Written instruction. Look through the lines below and extract any with the word "marker".

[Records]
** start **

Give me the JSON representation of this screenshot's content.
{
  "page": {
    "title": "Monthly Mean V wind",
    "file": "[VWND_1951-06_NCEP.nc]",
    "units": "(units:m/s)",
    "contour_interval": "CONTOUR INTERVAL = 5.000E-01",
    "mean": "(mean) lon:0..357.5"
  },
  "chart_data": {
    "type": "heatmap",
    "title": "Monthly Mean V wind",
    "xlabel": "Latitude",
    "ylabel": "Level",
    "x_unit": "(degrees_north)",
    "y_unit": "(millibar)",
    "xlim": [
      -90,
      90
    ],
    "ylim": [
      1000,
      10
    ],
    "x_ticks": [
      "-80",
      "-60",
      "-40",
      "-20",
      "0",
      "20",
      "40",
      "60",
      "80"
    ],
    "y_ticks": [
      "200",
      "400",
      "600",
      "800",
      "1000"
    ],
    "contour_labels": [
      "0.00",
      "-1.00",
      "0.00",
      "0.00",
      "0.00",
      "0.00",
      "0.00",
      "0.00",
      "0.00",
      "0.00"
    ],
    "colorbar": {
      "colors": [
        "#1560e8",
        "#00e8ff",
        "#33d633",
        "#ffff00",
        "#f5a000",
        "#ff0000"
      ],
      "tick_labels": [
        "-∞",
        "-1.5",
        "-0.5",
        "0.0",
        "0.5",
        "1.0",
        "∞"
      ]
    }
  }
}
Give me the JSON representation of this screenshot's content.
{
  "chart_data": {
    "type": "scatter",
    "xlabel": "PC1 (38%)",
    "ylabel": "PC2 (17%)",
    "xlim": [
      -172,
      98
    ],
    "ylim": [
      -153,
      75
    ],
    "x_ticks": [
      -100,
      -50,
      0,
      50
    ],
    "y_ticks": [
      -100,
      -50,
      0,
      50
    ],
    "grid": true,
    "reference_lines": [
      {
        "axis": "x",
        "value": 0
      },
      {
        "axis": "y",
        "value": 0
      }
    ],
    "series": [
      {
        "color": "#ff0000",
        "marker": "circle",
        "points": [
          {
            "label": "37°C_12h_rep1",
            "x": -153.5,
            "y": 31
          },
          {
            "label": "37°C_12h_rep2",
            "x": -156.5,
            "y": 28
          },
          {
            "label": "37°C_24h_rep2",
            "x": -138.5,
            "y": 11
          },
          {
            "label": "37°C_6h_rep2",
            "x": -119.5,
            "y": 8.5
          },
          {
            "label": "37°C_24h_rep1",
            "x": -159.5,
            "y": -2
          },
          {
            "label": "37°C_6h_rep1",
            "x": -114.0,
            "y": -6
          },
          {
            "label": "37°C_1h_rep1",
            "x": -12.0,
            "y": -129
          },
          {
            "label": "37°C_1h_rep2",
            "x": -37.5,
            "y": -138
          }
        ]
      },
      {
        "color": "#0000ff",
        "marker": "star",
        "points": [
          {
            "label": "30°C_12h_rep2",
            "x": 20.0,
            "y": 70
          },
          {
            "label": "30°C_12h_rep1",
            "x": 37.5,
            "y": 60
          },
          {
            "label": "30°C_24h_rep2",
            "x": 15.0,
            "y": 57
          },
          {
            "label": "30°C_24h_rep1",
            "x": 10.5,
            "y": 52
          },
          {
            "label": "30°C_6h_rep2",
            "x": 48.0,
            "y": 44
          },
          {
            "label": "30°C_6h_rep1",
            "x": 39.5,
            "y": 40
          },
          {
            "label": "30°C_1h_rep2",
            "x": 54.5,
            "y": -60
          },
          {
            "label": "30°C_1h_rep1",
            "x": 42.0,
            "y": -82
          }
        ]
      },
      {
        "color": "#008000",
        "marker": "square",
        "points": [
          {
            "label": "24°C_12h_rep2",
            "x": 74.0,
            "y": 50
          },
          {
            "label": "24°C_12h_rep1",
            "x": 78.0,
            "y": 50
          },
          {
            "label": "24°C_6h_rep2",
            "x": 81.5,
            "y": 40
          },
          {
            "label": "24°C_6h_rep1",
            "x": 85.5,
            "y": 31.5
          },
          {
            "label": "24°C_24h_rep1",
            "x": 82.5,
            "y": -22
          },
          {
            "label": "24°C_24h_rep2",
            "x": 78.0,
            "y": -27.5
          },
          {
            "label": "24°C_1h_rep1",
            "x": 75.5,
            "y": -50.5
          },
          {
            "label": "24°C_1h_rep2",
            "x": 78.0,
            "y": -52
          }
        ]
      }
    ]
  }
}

** end **

Final answer.
        "marker": "circle",
        "marker": "star",
        "marker": "square",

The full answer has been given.